• [Yapılacak Görevler]:
• A. Müzik yazışmaları metninde "Kimi eleştirmenlere göre" ifadesinden "kadın caz vokalistiydi." ifadesine kadar, bu ifade de dahil olmak üzere, olan kısmı "Grafik Bölümü" yerine "Resim Bölümü" koyarak yeniden yazın.
• B. Müzik yazışmaları metnindeki "Kendisine göre profesyonel caz şarkıcılığına" sözleriyle başlayan paragrafı, ana bilgilerini koruyarak kısa bir madde listesine dönüştürün.
• C. Müzik yazışmaları metnini bittiği yerden itibaren sürdürün.

• [Belge Bölümü]:
◇ ◇ ◇

ABİLERİ İLE VERMİŞLER COŞKUYU

İZLEYİN ANACIM. HAKVERENLER OLUR SANIRSAM.

İzledim ve bayıldım. Abooww da dedim valla.
 
Güzel bir tatile başlamak üzereyim. :D

Tatilime çok sevdiğim bir parçayı sizlerle paylaşarak girmek istiyorum. Jazz tarihinin belkide en fazla tutulan parçalarından bir tanesi.




Dave Brubeck - Take Five
 
Harikasın yaa.. Bi tanesin sen.. :)

29 yıl önceye götürdün beni yine.. (O yıllardan hiç dönmem aslında.. Ama o uzun hikaye. ;) )

Çok çok çok çok teşekkürler.. :oops: :oops: :oops: :oops:
 
Harika ..
Çok Severim bu parçayı.
Teşekkürler Sanem Ablacım ..
İyi tatiller ..
 
Beğendiğinize sevindim arkadaşlar.

Bazı eserlerin farklı tarzlarla yorumlanmasını çok seviyorum. Fazıl Say da bu anlamda iyi örneklerden bir tanesi. Gerçi magazin dünyasında ismini duymaktan pek hoşnut olmasam da piyanistliğine diyecek yok gerçekten.

Fazıl Say dinleyelim, ilginç bir yorumla.

Bu arada bu eserin Türk Marşı olarak bilinmesine de acayip bozuluyorum, uygun bir zamanda bunu da açıklarım. :D

Fazıl Say Turkish March
 
Gerçekten duyduğum zaman inanmak istemediğim haberlerden bir tanesi oldu bu da. :(

Türkiye de gerçek anlamda sanatçı öylesine zor yetişiyor ki.

Sesiyle duruşuyla kısacası herşeyiyle bence usta olan kişiyi de kaybettik. Yenileri yetişir mi bilmem.Yetişmeli ama diyorum başka bir şey diyemiyorum.

Kimi eleştirmenlere göre kendi kuşağının en iyisi, divasıydı. Aileden gelen müzik tutkusu ona küçük yaşlarda büyük işler yaptırdı.

Tatbikî Güzel Sanatlar Fakültesi Grafik Bölümü’nde eğitim gördüğü 60’lı yıllarda Türkiye’nin en popüler kadın caz vokalistiydi.

Kendisine göre profesyonel caz şarkıcılığına 1974 yılında İsviçre’de başladı. O dönemde İsviçre ve Norveç’te Emin Fındıkoğlu ve Tommy Dodd orkestralarında çalıştı.

1977’de Türkiye’ye döndükten sonra verdiği konserlerle cazın Türkiye’de daha çok tanınması ve sevilmesine önemli katkıları oldu; ama kendisini daha fazla müziğe vermek, cazla daha çok beraber olmak istiyordu.

◇ ◇ ◇

• [Veri Listesi]:
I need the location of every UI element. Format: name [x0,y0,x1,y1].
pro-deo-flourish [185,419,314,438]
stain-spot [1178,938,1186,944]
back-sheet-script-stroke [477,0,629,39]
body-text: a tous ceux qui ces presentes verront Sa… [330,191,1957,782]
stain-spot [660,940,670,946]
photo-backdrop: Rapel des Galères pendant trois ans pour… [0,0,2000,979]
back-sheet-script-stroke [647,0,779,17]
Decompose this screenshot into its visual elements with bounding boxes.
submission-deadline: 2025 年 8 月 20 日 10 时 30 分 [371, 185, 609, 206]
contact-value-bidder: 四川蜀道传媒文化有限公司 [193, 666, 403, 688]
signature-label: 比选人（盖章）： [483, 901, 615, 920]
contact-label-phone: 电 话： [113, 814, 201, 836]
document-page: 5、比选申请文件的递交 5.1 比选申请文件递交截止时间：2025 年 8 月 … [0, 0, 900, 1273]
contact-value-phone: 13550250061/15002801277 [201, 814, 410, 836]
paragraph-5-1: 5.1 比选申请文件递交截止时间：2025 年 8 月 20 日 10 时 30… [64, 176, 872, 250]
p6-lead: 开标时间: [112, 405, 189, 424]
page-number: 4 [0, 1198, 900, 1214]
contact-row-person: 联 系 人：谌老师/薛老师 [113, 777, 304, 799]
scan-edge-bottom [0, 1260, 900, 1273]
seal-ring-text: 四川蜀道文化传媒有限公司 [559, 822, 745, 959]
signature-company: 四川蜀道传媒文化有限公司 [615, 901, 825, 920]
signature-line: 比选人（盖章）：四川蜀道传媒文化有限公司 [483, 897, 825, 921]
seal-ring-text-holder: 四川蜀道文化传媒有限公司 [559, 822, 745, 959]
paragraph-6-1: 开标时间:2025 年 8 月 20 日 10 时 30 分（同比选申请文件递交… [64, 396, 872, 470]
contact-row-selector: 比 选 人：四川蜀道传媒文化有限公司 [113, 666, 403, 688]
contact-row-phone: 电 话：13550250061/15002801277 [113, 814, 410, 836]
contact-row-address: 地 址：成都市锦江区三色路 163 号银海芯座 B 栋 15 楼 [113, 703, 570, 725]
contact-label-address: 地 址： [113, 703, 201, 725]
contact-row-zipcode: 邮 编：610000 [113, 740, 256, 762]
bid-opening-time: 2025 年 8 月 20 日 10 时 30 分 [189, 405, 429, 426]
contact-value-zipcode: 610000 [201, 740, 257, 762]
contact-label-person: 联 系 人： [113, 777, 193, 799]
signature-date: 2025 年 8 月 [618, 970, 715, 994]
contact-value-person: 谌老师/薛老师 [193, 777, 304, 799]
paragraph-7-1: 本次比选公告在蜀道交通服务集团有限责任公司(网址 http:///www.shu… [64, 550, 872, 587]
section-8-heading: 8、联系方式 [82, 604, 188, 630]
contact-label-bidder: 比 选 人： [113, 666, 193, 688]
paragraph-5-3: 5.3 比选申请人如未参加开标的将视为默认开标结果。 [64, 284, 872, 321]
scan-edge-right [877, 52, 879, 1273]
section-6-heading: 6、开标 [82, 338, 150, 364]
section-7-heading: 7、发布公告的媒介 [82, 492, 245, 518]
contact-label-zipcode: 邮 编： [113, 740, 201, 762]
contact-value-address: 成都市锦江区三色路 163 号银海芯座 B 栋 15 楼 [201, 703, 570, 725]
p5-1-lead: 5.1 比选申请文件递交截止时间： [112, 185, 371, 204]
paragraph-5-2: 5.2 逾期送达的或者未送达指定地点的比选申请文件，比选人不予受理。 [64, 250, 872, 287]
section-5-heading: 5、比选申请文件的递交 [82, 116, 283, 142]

◇ ◇ ◇

• [Yanıtlar]:
• A.
Kimi eleştirmenlere göre kendi kuşağının en iyisi, divasıydı. Aileden gelen müzik tutkusu ona küçük yaşlarda büyük işler yaptırdı.

Tatbikî Güzel Sanatlar Fakültesi Resim Bölümü’nde eğitim gördüğü 60’lı yıllarda Türkiye’nin en popüler kadın caz vokalistiydi.

• B.
- Kendi ifadesine göre profesyonel caz şarkıcılığına başlangıcı: 1974, İsviçre
- O dönemde çalıştığı yerler: İsviçre ve Norveç
- Yer aldığı orkestralar: Emin Fındıkoğlu ve Tommy Dodd orkestraları

• C.
Bu yüzden 1979’da ABD’nin ünlü caz konservatuarı New York Conservatory of Music’te şan eğitimi aldı. 1982 yılından sonra da Türkiye’de çeşitli gruplarla çalışmaya devam etti.

Doksanlı yıllarda Ruacan adlı bir plak da hazırlayan sanatçı, Kültür Bakanlığı adına Çin ve ABD’de konserler verdi.

Caz müziğinin Türkiye’deki diğer önemli isimlerinden Neşet Ruacan’ın kardeşi olan Nükhet Ruacan, son 10 yıldır Bilgi Üniversitesi müzik bölümünde caz müziği dersleri veriyordu.

56 yaşındaki Ruacan ayrıca bu yıl NTV Rradyo’nun sponsorluğunda yapılan ‘Nardis Genç Caz Vokalistleri Yarışması’nda jüri başkanlığını üstlenmişti.

Bir süredir kanser tedavisi gören Türk cazının divası, yarın öğleyin İstanbul Moda Camii’nde kılınacak cenaze namazının ardından Karacaahmet Mezarlığı’nda toprağa verilecek.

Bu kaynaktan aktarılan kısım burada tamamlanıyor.